INSTRUCCIÓN ESCRITA: Convierte en una lista JSON de cadenas las líneas de los registros comprendidas entre la que contiene "Patent image size: (510, 710)." y la que contiene "The housing 10 is at (227, 569).", ambas incluidas, con una cadena por cada línea y omitiendo las líneas en blanco.

REGISTROS PROPORCIONADOS:
========

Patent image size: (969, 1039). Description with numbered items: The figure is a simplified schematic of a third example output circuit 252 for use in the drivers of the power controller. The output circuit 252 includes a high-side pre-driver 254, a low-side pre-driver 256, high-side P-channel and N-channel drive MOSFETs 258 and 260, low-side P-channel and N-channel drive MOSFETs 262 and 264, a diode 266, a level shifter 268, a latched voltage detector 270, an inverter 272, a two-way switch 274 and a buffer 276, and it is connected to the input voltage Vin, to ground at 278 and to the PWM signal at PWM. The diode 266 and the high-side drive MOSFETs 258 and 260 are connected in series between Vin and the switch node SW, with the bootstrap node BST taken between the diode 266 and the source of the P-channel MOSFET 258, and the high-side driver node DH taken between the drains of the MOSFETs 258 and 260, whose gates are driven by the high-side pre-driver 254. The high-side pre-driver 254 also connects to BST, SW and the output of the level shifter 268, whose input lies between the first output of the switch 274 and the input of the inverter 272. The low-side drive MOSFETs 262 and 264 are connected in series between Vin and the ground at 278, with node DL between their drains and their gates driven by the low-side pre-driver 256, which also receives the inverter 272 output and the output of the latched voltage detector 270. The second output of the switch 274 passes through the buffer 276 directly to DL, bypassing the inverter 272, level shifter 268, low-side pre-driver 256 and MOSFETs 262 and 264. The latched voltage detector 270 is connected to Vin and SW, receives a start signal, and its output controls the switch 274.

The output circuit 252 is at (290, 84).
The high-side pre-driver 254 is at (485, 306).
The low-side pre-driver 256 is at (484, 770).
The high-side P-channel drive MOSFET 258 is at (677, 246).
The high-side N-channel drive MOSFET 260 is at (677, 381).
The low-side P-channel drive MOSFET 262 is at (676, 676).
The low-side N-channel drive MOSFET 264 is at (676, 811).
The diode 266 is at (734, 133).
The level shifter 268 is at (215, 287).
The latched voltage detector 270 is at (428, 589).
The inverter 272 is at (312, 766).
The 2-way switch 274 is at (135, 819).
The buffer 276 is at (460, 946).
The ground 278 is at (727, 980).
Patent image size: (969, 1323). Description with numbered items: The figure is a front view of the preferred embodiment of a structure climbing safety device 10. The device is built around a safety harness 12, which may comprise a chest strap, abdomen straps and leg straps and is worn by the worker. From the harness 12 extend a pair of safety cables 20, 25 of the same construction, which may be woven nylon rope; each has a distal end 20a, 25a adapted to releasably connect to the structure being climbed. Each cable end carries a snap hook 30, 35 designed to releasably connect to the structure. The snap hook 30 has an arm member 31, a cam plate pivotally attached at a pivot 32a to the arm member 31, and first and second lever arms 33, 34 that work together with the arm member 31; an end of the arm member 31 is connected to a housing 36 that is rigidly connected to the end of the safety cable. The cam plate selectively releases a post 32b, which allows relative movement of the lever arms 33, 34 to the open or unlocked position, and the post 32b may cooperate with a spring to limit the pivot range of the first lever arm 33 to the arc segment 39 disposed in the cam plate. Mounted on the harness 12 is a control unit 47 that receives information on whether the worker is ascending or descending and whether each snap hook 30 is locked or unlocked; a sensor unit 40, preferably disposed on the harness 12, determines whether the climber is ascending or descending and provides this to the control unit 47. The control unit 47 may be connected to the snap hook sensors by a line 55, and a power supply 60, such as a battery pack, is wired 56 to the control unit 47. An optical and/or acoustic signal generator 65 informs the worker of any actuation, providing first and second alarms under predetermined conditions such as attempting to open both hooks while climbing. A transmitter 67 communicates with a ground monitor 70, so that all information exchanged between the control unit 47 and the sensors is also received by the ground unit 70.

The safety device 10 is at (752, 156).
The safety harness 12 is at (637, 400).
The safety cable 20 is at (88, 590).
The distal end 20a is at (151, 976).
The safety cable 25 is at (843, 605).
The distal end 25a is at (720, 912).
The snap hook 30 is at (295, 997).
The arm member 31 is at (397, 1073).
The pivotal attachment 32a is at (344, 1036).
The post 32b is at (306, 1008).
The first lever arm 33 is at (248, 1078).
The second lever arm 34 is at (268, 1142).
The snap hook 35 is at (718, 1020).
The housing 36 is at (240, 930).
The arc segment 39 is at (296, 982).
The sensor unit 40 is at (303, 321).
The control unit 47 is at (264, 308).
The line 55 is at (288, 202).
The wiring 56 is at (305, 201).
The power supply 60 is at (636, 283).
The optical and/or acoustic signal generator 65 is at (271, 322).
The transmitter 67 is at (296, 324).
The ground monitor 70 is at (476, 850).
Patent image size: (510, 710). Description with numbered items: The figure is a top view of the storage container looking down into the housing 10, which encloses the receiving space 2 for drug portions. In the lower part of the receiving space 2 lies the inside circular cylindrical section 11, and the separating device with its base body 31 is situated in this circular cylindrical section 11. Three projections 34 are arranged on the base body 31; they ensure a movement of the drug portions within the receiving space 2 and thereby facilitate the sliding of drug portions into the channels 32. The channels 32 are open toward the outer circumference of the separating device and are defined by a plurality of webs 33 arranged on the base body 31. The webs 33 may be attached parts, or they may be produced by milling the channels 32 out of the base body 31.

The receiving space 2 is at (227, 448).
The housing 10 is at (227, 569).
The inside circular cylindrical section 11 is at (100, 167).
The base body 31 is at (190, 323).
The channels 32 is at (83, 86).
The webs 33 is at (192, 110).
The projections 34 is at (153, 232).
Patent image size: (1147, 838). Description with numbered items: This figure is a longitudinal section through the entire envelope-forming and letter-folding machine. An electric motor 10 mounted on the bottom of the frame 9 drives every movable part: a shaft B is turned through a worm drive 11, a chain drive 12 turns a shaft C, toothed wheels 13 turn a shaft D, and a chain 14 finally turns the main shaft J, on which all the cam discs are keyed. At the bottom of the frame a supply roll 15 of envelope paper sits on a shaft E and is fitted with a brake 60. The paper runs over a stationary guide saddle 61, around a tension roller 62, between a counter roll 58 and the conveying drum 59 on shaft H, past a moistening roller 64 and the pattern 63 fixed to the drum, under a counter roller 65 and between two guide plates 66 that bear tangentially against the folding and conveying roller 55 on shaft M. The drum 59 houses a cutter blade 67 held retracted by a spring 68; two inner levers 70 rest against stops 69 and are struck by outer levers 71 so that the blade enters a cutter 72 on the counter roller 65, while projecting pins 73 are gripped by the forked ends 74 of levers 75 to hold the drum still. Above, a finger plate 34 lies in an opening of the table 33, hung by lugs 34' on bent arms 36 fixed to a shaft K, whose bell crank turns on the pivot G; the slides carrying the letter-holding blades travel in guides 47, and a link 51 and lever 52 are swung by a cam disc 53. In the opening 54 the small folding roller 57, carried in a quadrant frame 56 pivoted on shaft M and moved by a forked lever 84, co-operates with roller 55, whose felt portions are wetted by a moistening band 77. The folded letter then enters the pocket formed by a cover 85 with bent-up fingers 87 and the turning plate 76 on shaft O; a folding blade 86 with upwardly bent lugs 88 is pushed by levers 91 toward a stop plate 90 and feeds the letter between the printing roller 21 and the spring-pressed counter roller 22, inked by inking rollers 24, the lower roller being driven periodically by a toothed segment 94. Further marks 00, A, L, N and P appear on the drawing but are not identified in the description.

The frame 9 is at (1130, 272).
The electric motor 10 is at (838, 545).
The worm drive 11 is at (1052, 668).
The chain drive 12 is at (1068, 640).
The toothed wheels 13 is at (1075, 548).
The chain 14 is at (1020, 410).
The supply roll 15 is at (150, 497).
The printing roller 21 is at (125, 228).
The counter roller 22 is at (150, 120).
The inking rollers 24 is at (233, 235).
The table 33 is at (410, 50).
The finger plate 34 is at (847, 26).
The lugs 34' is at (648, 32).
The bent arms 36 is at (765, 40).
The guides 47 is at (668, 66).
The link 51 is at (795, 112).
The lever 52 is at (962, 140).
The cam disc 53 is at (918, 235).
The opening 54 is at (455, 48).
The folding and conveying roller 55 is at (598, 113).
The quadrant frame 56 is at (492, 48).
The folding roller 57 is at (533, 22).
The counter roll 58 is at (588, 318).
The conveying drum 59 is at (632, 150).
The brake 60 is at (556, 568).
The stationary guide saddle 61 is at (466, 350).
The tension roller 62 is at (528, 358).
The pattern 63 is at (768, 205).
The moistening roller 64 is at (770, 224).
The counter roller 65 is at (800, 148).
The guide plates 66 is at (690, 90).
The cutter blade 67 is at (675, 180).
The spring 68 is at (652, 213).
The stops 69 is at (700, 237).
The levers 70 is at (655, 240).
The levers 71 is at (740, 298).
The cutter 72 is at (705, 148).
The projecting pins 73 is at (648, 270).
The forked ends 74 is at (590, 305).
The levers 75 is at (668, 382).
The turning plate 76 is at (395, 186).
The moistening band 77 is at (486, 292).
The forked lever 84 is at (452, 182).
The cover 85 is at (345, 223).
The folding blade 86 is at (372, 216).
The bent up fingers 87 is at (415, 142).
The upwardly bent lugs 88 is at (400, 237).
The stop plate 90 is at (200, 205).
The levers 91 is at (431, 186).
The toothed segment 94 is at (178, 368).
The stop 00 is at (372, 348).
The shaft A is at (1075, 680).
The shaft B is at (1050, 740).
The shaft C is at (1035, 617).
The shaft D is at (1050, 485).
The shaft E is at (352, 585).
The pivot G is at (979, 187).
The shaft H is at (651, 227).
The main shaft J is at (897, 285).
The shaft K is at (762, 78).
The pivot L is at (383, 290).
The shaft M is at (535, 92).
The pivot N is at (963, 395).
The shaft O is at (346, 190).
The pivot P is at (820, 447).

========

RESULTADO:
[
  "Patent image size: (510, 710). Description with numbered items: The figure is a top view of the storage container looking down into the housing 10, which encloses the receiving space 2 for drug portions. In the lower part of the receiving space 2 lies the inside circular cylindrical section 11, and the separating device with its base body 31 is situated in this circular cylindrical section 11. Three projections 34 are arranged on the base body 31; they ensure a movement of the drug portions within the receiving space 2 and thereby facilitate the sliding of drug portions into the channels 32. The channels 32 are open toward the outer circumference of the separating device and are defined by a plurality of webs 33 arranged on the base body 31. The webs 33 may be attached parts, or they may be produced by milling the channels 32 out of the base body 31.",
  "The receiving space 2 is at (227, 448).",
  "The housing 10 is at (227, 569)."
]